Source document:
Discussion in 'General Electronics' started by Peter Lowrie, Nov 15, 2003.

  1. Peter Lowrie

    Peter Lowrie Guest

    13 November 2003.

    Announcement: Press release embargo until 15 November 2003.

    Light Emitting Diode (LED) Intensification Breakthrough in New Zealand
    laboratory.

    Using ultra-small electronic componentry to intensify (make brighter)the
    ubiquitous LED, the LED output can be increased by up to four times without
    blowing them up as would be expected when you shove too much voltage into
    them. The Free Electron laboratory technicians in Lower Hutt, North Island,
    New Zealand have developed a device to intensify LED's by overpowering and
    cooling LED's to make an otherwise mediocre LED shine furiously bright.

    Given the headlong rush to more Lumens per Watt and the wide range of
    applications that LED's lend themselves to, it is surprising that such
    an add-on component has not, before today, been developed. The LED
    Accelerator brings a solution to bear upon the problem of otherwise poor LED
    luminosity performance. At an increasing rate LED's are being used in
    industry, transport, home and personal lighting, security, communications,
    toys and consumer electronics, the future is bright then, for a company
    that will manufacture and distribute the LED Accelerator.

    In the next few days it is expected that rights to the device will be
    auctioned by eBay and at other auction sites in Europe, and Australasia.

    http://www.geocities.com/ledaccelerator

    This press release was provided by:

    Peter E. Lowrie.
    Chairman,
    Free Electron.
    High St,
    Lower Hutt, 6009.
    New Zealand.
    ++64-4-9766712
     
  2. Peter Lowrie

    Peter Lowrie Guest

    Time to update information for detractors, supporters and other souls kind
    enough to provide feedback herein:

    The circuit does not change the colour of the LED.

    Most LEDs do not operate at 100% duty - brake lights for example, life
    reduction expectancy therefore UP TO 30%.

    The circuit does not directly influence the efficiency of the LED, it just
    allows a higher voltage to be safely applied to the LED.

    In this incantation the circuit is designed for arrays of LED's, such as
    traffic lights, indicators and tail lights. It's use will be more
    applicable, therefore, to interior lighting, automotive, traffic and
    industrial applications.

    The low power version sinks 1 Amp, and the power device <4 Amps - which is a
    huge output so far as LED applications are involved. At the four Amp rating
    8 devices could easily power aircraft runway lights.

Stored rows:

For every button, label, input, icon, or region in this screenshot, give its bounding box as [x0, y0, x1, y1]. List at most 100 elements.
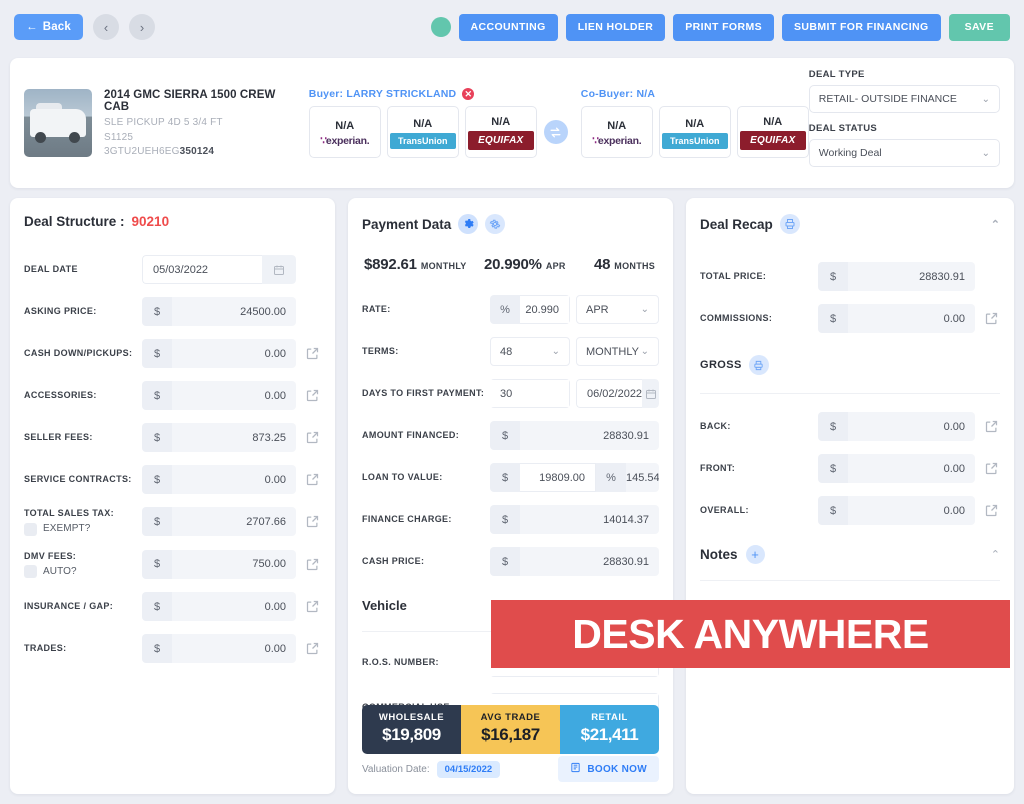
term-summary: 48 MONTHS	[594, 256, 655, 273]
rate-field[interactable]: % 20.990	[490, 295, 570, 324]
row-field[interactable]: $0.00	[142, 634, 296, 664]
expand-row-icon[interactable]	[305, 514, 321, 529]
swap-arrows-icon[interactable]	[543, 120, 568, 144]
row-value[interactable]: 0.00	[172, 381, 296, 410]
row-value[interactable]: 0.00	[172, 592, 296, 622]
buyer-experian-tile[interactable]: N/A ∵experian.	[308, 106, 381, 158]
chevron-left-icon[interactable]: ‹	[93, 14, 119, 40]
book-now-button[interactable]: BOOK NOW	[558, 756, 659, 782]
loan-to-value-field[interactable]: $ 19809.00 % 145.54	[490, 463, 659, 492]
buyer-transunion-tile[interactable]: N/A TransUnion	[386, 106, 459, 158]
row-value[interactable]: 24500.00	[172, 297, 296, 326]
save-button[interactable]: SAVE	[948, 13, 1010, 41]
row-value[interactable]: 0.00	[172, 634, 296, 664]
buyer-equifax-tile[interactable]: N/A EQUIFAX	[464, 106, 537, 158]
plus-icon[interactable]: +	[745, 545, 765, 564]
days-field[interactable]: 30	[490, 379, 570, 408]
printer-icon[interactable]	[779, 214, 800, 234]
gear-outline-icon[interactable]	[485, 214, 506, 234]
rate-value[interactable]: 20.990	[520, 295, 570, 324]
deal-date-field[interactable]: 05/03/2022	[142, 255, 296, 284]
expand-row-icon[interactable]	[984, 419, 1000, 434]
top-toolbar: ← Back ‹ › ACCOUNTING LIEN HOLDER PRINT …	[0, 0, 1024, 54]
deal-structure-row: SELLER FEES: $873.25	[24, 423, 321, 452]
deal-type-select[interactable]: RETAIL- OUTSIDE FINANCE ⌄	[808, 85, 1000, 113]
cobuyer-experian-tile[interactable]: N/A ∵experian.	[580, 106, 653, 158]
expand-row-icon[interactable]	[984, 461, 1000, 476]
chevron-right-icon[interactable]: ›	[129, 14, 155, 40]
rate-label: RATE:	[362, 303, 391, 314]
expand-row-icon[interactable]	[305, 388, 321, 403]
terms-frequency-select[interactable]: MONTHLY ⌄	[576, 337, 659, 366]
days-value[interactable]: 30	[490, 379, 570, 408]
terms-row: TERMS: 48 ⌄ MONTHLY ⌄	[362, 337, 659, 366]
valuation-date-value[interactable]: 04/15/2022	[436, 760, 501, 778]
row-value[interactable]: 873.25	[172, 423, 296, 452]
row-label: ASKING PRICE:	[24, 305, 97, 316]
vehicle-photo[interactable]	[24, 89, 92, 157]
cobuyer-transunion-tile[interactable]: N/A TransUnion	[658, 106, 731, 158]
chevron-down-icon: ⌄	[640, 304, 649, 315]
first-payment-date-value[interactable]: 06/02/2022	[576, 379, 643, 408]
row-field[interactable]: $0.00	[142, 339, 296, 368]
row-value[interactable]: 0.00	[172, 465, 296, 494]
deal-recap-row: OVERALL: $0.00	[700, 496, 1000, 525]
row-field[interactable]: $750.00	[142, 549, 296, 579]
row-field[interactable]: $24500.00	[142, 297, 296, 326]
expand-row-icon[interactable]	[984, 503, 1000, 518]
cobuyer-name-label: Co-Buyer: N/A	[580, 88, 656, 100]
chevron-up-icon[interactable]: ⌃	[991, 548, 1000, 561]
row-checkbox[interactable]	[24, 565, 37, 579]
row-value[interactable]: 750.00	[172, 549, 296, 579]
expand-row-icon[interactable]	[305, 599, 321, 614]
total-price-field: $ 28830.91	[818, 262, 975, 291]
row-field[interactable]: $0.00	[142, 592, 296, 622]
calendar-icon[interactable]	[642, 379, 659, 408]
vehicle-section-title: Vehicle	[362, 598, 407, 613]
deal-date-value[interactable]: 05/03/2022	[142, 255, 262, 284]
submit-for-financing-button[interactable]: SUBMIT FOR FINANCING	[782, 13, 941, 41]
row-field[interactable]: $0.00	[142, 381, 296, 410]
remove-buyer-icon[interactable]: ✕	[462, 88, 475, 100]
print-forms-button[interactable]: PRINT FORMS	[673, 13, 774, 41]
terms-frequency-value: MONTHLY	[586, 345, 639, 358]
notes-section-header[interactable]: Notes + ⌃	[700, 545, 1000, 564]
lien-holder-button[interactable]: LIEN HOLDER	[565, 13, 666, 41]
terms-value: 48	[500, 345, 513, 358]
row-label: INSURANCE / GAP:	[24, 601, 114, 612]
row-field[interactable]: $873.25	[142, 423, 296, 452]
dollar-prefix: $	[142, 381, 172, 410]
amount-financed-value: 28830.91	[520, 421, 659, 450]
chevron-up-icon[interactable]: ⌃	[991, 218, 1000, 231]
ltv-amount-value[interactable]: 19809.00	[520, 463, 596, 492]
row-value[interactable]: 0.00	[172, 339, 296, 368]
calendar-icon[interactable]	[262, 255, 296, 284]
deal-structure-row: TOTAL SALES TAX: EXEMPT? $2707.66	[24, 507, 321, 537]
experian-logo: ∵experian.	[320, 134, 370, 147]
printer-icon[interactable]	[748, 355, 769, 375]
expand-row-icon[interactable]	[305, 641, 321, 656]
accounting-button[interactable]: ACCOUNTING	[458, 13, 558, 41]
row-value[interactable]: 2707.66	[172, 507, 296, 537]
row-sublabel: EXEMPT?	[43, 523, 91, 535]
expand-row-icon[interactable]	[305, 472, 321, 487]
row-field[interactable]: $2707.66	[142, 507, 296, 537]
deal-status-select[interactable]: Working Deal ⌄	[808, 139, 1000, 167]
cobuyer-equifax-tile[interactable]: N/A EQUIFAX	[736, 106, 809, 158]
term-unit: MONTHS	[614, 261, 656, 271]
days-to-first-payment-label: DAYS TO FIRST PAYMENT:	[362, 387, 485, 398]
expand-row-icon[interactable]	[305, 430, 321, 445]
expand-commissions-icon[interactable]	[984, 311, 1000, 326]
expand-row-icon[interactable]	[305, 557, 321, 572]
row-label: SELLER FEES:	[24, 431, 93, 442]
dollar-prefix: $	[142, 465, 172, 494]
row-checkbox[interactable]	[24, 522, 37, 536]
back-button[interactable]: ← Back	[14, 14, 83, 40]
gear-filled-icon[interactable]	[458, 214, 479, 234]
valuation-footer: Valuation Date: 04/15/2022 BOOK NOW	[362, 756, 659, 782]
row-field[interactable]: $0.00	[142, 465, 296, 494]
terms-select[interactable]: 48 ⌄	[490, 337, 570, 366]
rate-type-select[interactable]: APR ⌄	[576, 295, 659, 324]
expand-row-icon[interactable]	[305, 346, 321, 361]
first-payment-date-field[interactable]: 06/02/2022	[576, 379, 659, 408]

To-do list:
- A) Check each statement against the LED Accelerator thread and answer yes or no, quoting the words that decide it: (i) The device was developed by technicians in Lower Hutt. (ii) The circuit changes the colour of the LED. (iii) The low power version sinks 4 Amps.
- B) Rewrite the LED Accelerator thread starting at "New Zealand." and ending at "therefore UP TO 30%.", renaming "circuit" to "module" each time.
- C) Carry on the LED Accelerator thread from its last sentence.

Outputs in order:
- A)
(i) Yes: "The Free Electron laboratory technicians in Lower Hutt, North Island, New Zealand have developed a device"
(ii) No: "The circuit does not change the colour of the LED."
(iii) No: "The low power version sinks 1 Amp"

- B)
New Zealand.
    ++64-4-9766712
     
  2. Peter Lowrie

    Peter Lowrie Guest

    Time to update information for detractors, supporters and other souls kind
    enough to provide feedback herein:

    The module does not change the colour of the LED.

    Most LEDs do not operate at 100% duty - brake lights for example, life
    reduction expectancy therefore UP TO 30%.

- C)
    -------------------------------

    A typo on the website has been fixed.

    Thankyou for suggestions insofar as Lumileds and Luxeon are concerned.

    Do please post on-topic communiques to this NG rather than posting emails as
    is the want in NG culture.

    An announcement will be issued shortly as to auctioning the rights to
    use/manufacture the device.

    Yours faithfully

    Peter E. Lowrie.
    Chairman,
    Free Electron.
    High St,
    Lower Hutt, 6009.
    New Zealand.
    ++64-4-9766712
     
  3. TrAI

    TrAI Guest

    Hmmm... Is it an integrated circuit for pulsing leds higher than they
    are rated? A LED flasher with high frequency so the LEDs have a little
    time to cool down between each pulse, but does look like its
    constantly on?
     
  4. Peter Lowrie

    Peter Lowrie Guest

    Hmmm... Is it an integrated circuit for pulsing leds higher than they
    You a V.smart cookie.

    :peter Lowrie
     
  5. Peter Lowrie

    Peter Lowrie Guest

  6. TrAI

    TrAI Guest

    Hmmm... I was just a little currious about the breakthrough part,
    really... Overdriving LEDs has been done before, some LEDs even have
    maximum current for a pulse of a specific duration, heat dissipation
    and so on in their datasheet ...

    But I don't want to be nosing in to your industrial secrets or
    anything, sorry...
     
  7. Klein

    Klein Guest

    http://www.geocities.com/ledaccelerator

    I'll be interested to see if the announcement is picked up in the
    mainstream -- Science Magazine, EE Times, IEEE publications, and so on.
    It's hard to associate a genuine scientific breakthrough with a Geocities
    web page.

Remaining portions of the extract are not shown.